Figure contents as structured data
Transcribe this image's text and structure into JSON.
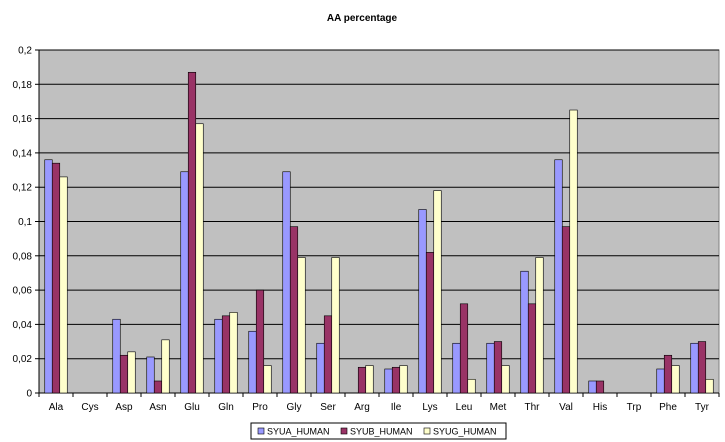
{
  "chart_data": {
    "type": "bar",
    "title": "AA percentage",
    "xlabel": "",
    "ylabel": "",
    "ylim": [
      0,
      0.2
    ],
    "yticks": [
      "0",
      "0,02",
      "0,04",
      "0,06",
      "0,08",
      "0,1",
      "0,12",
      "0,14",
      "0,16",
      "0,18",
      "0,2"
    ],
    "grid": "horizontal",
    "legend_position": "bottom",
    "categories": [
      "Ala",
      "Cys",
      "Asp",
      "Asn",
      "Glu",
      "Gln",
      "Pro",
      "Gly",
      "Ser",
      "Arg",
      "Ile",
      "Lys",
      "Leu",
      "Met",
      "Thr",
      "Val",
      "His",
      "Trp",
      "Phe",
      "Tyr"
    ],
    "series": [
      {
        "name": "SYUA_HUMAN",
        "color": "#9999ff",
        "values": [
          0.136,
          0,
          0.043,
          0.021,
          0.129,
          0.043,
          0.036,
          0.129,
          0.029,
          0,
          0.014,
          0.107,
          0.029,
          0.029,
          0.071,
          0.136,
          0.007,
          0,
          0.014,
          0.029
        ]
      },
      {
        "name": "SYUB_HUMAN",
        "color": "#993366",
        "values": [
          0.134,
          0,
          0.022,
          0.007,
          0.187,
          0.045,
          0.06,
          0.097,
          0.045,
          0.015,
          0.015,
          0.082,
          0.052,
          0.03,
          0.052,
          0.097,
          0.007,
          0,
          0.022,
          0.03
        ]
      },
      {
        "name": "SYUG_HUMAN",
        "color": "#ffffcc",
        "values": [
          0.126,
          0,
          0.024,
          0.031,
          0.157,
          0.047,
          0.016,
          0.079,
          0.079,
          0.016,
          0.016,
          0.118,
          0.008,
          0.016,
          0.079,
          0.165,
          0,
          0,
          0.016,
          0.008
        ]
      }
    ],
    "colors": {
      "plot_background": "#c0c0c0",
      "gridline": "#000000",
      "bar_outline": "#000000"
    }
  }
}
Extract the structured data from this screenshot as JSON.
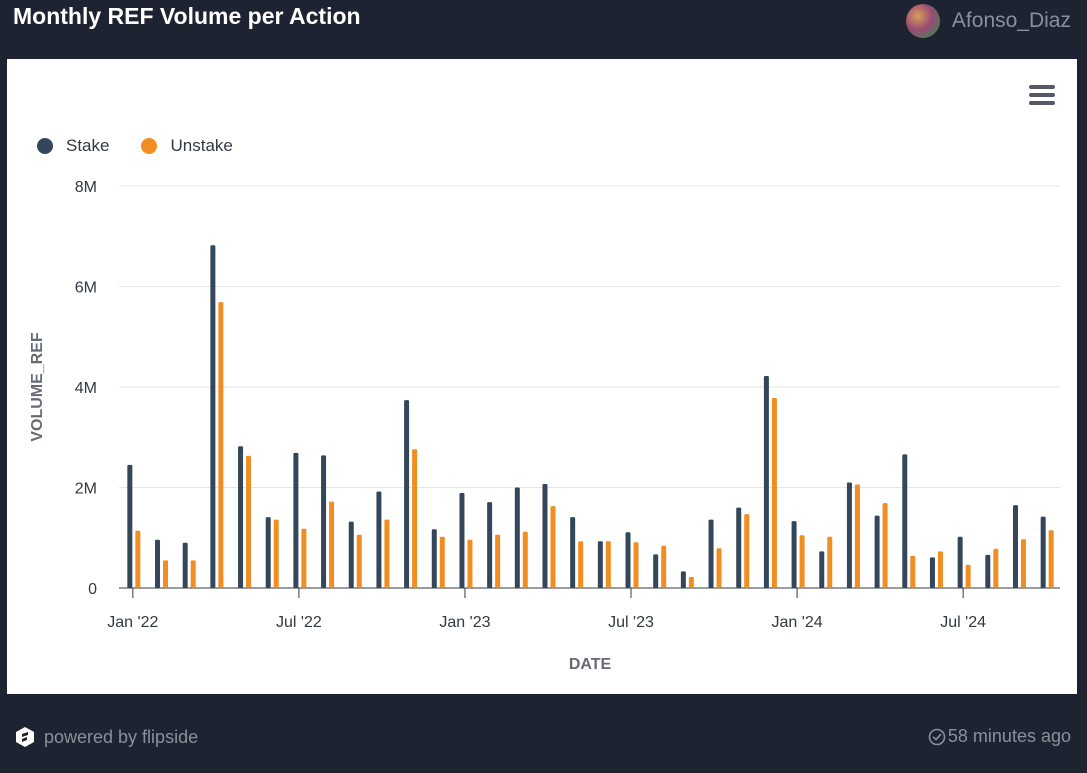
{
  "header": {
    "title": "Monthly REF Volume per Action",
    "user_name": "Afonso_Diaz"
  },
  "footer": {
    "powered_by": "powered by flipside",
    "updated": "58 minutes ago"
  },
  "colors": {
    "stake": "#34465a",
    "unstake": "#f28d22",
    "background": "#1e2331"
  },
  "chart_data": {
    "type": "bar",
    "xlabel": "DATE",
    "ylabel": "VOLUME_REF",
    "ylim": [
      0,
      8000000
    ],
    "y_ticks": [
      0,
      2000000,
      4000000,
      6000000,
      8000000
    ],
    "y_tick_labels": [
      "0",
      "2M",
      "4M",
      "6M",
      "8M"
    ],
    "x_tick_labels": [
      {
        "label": "Jan '22",
        "month_index": 0
      },
      {
        "label": "Jul '22",
        "month_index": 6
      },
      {
        "label": "Jan '23",
        "month_index": 12
      },
      {
        "label": "Jul '23",
        "month_index": 18
      },
      {
        "label": "Jan '24",
        "month_index": 24
      },
      {
        "label": "Jul '24",
        "month_index": 30
      }
    ],
    "categories": [
      "2022-01",
      "2022-02",
      "2022-03",
      "2022-04",
      "2022-05",
      "2022-06",
      "2022-07",
      "2022-08",
      "2022-09",
      "2022-10",
      "2022-11",
      "2022-12",
      "2023-01",
      "2023-02",
      "2023-03",
      "2023-04",
      "2023-05",
      "2023-06",
      "2023-07",
      "2023-08",
      "2023-09",
      "2023-10",
      "2023-11",
      "2023-12",
      "2024-01",
      "2024-02",
      "2024-03",
      "2024-04",
      "2024-05",
      "2024-06",
      "2024-07",
      "2024-08",
      "2024-09",
      "2024-10"
    ],
    "legend_position": "top-left",
    "grid": true,
    "series": [
      {
        "name": "Stake",
        "values": [
          2450000,
          960000,
          900000,
          6820000,
          2820000,
          1410000,
          2690000,
          2640000,
          1320000,
          1920000,
          3740000,
          1170000,
          1890000,
          1710000,
          2000000,
          2070000,
          1410000,
          930000,
          1110000,
          670000,
          330000,
          1360000,
          1600000,
          4220000,
          1330000,
          730000,
          2100000,
          1440000,
          2660000,
          610000,
          1020000,
          660000,
          1650000,
          1420000
        ]
      },
      {
        "name": "Unstake",
        "values": [
          1140000,
          550000,
          550000,
          5690000,
          2630000,
          1360000,
          1180000,
          1720000,
          1060000,
          1360000,
          2760000,
          1020000,
          960000,
          1060000,
          1120000,
          1630000,
          930000,
          930000,
          910000,
          840000,
          220000,
          790000,
          1470000,
          3780000,
          1050000,
          1020000,
          2060000,
          1690000,
          640000,
          730000,
          460000,
          780000,
          970000,
          1150000
        ]
      }
    ]
  }
}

● **Stated exercise**
Retype all the records shown above, character for character. Omit every picture.

● **Response to this task**
Transcribe this image's text and structure into JSON.
{
  "chart_data": {
    "type": "bar",
    "title": "AA percentage",
    "xlabel": "",
    "ylabel": "",
    "ylim": [
      0,
      0.2
    ],
    "yticks": [
      "0",
      "0,02",
      "0,04",
      "0,06",
      "0,08",
      "0,1",
      "0,12",
      "0,14",
      "0,16",
      "0,18",
      "0,2"
    ],
    "grid": "horizontal",
    "legend_position": "bottom",
    "categories": [
      "Ala",
      "Cys",
      "Asp",
      "Asn",
      "Glu",
      "Gln",
      "Pro",
      "Gly",
      "Ser",
      "Arg",
      "Ile",
      "Lys",
      "Leu",
      "Met",
      "Thr",
      "Val",
      "His",
      "Trp",
      "Phe",
      "Tyr"
    ],
    "series": [
      {
        "name": "SYUA_HUMAN",
        "color": "#9999ff",
        "values": [
          0.136,
          0,
          0.043,
          0.021,
          0.129,
          0.043,
          0.036,
          0.129,
          0.029,
          0,
          0.014,
          0.107,
          0.029,
          0.029,
          0.071,
          0.136,
          0.007,
          0,
          0.014,
          0.029
        ]
      },
      {
        "name": "SYUB_HUMAN",
        "color": "#993366",
        "values": [
          0.134,
          0,
          0.022,
          0.007,
          0.187,
          0.045,
          0.06,
          0.097,
          0.045,
          0.015,
          0.015,
          0.082,
          0.052,
          0.03,
          0.052,
          0.097,
          0.007,
          0,
          0.022,
          0.03
        ]
      },
      {
        "name": "SYUG_HUMAN",
        "color": "#ffffcc",
        "values": [
          0.126,
          0,
          0.024,
          0.031,
          0.157,
          0.047,
          0.016,
          0.079,
          0.079,
          0.016,
          0.016,
          0.118,
          0.008,
          0.016,
          0.079,
          0.165,
          0,
          0,
          0.016,
          0.008
        ]
      }
    ],
    "colors": {
      "plot_background": "#c0c0c0",
      "gridline": "#000000",
      "bar_outline": "#000000"
    }
  }
}
Extract the structured data from this screenshot as JSON.
{
  "header": {
    "title": "Monthly REF Volume per Action",
    "user_name": "Afonso_Diaz"
  },
  "footer": {
    "powered_by": "powered by flipside",
    "updated": "58 minutes ago"
  },
  "colors": {
    "stake": "#34465a",
    "unstake": "#f28d22",
    "background": "#1e2331"
  },
  "chart_data": {
    "type": "bar",
    "xlabel": "DATE",
    "ylabel": "VOLUME_REF",
    "ylim": [
      0,
      8000000
    ],
    "y_ticks": [
      0,
      2000000,
      4000000,
      6000000,
      8000000
    ],
    "y_tick_labels": [
      "0",
      "2M",
      "4M",
      "6M",
      "8M"
    ],
    "x_tick_labels": [
      {
        "label": "Jan '22",
        "month_index": 0
      },
      {
        "label": "Jul '22",
        "month_index": 6
      },
      {
        "label": "Jan '23",
        "month_index": 12
      },
      {
        "label": "Jul '23",
        "month_index": 18
      },
      {
        "label": "Jan '24",
        "month_index": 24
      },
      {
        "label": "Jul '24",
        "month_index": 30
      }
    ],
    "categories": [
      "2022-01",
      "2022-02",
      "2022-03",
      "2022-04",
      "2022-05",
      "2022-06",
      "2022-07",
      "2022-08",
      "2022-09",
      "2022-10",
      "2022-11",
      "2022-12",
      "2023-01",
      "2023-02",
      "2023-03",
      "2023-04",
      "2023-05",
      "2023-06",
      "2023-07",
      "2023-08",
      "2023-09",
      "2023-10",
      "2023-11",
      "2023-12",
      "2024-01",
      "2024-02",
      "2024-03",
      "2024-04",
      "2024-05",
      "2024-06",
      "2024-07",
      "2024-08",
      "2024-09",
      "2024-10"
    ],
    "legend_position": "top-left",
    "grid": true,
    "series": [
      {
        "name": "Stake",
        "values": [
          2450000,
          960000,
          900000,
          6820000,
          2820000,
          1410000,
          2690000,
          2640000,
          1320000,
          1920000,
          3740000,
          1170000,
          1890000,
          1710000,
          2000000,
          2070000,
          1410000,
          930000,
          1110000,
          670000,
          330000,
          1360000,
          1600000,
          4220000,
          1330000,
          730000,
          2100000,
          1440000,
          2660000,
          610000,
          1020000,
          660000,
          1650000,
          1420000
        ]
      },
      {
        "name": "Unstake",
        "values": [
          1140000,
          550000,
          550000,
          5690000,
          2630000,
          1360000,
          1180000,
          1720000,
          1060000,
          1360000,
          2760000,
          1020000,
          960000,
          1060000,
          1120000,
          1630000,
          930000,
          930000,
          910000,
          840000,
          220000,
          790000,
          1470000,
          3780000,
          1050000,
          1020000,
          2060000,
          1690000,
          640000,
          730000,
          460000,
          780000,
          970000,
          1150000
        ]
      }
    ]
  }
}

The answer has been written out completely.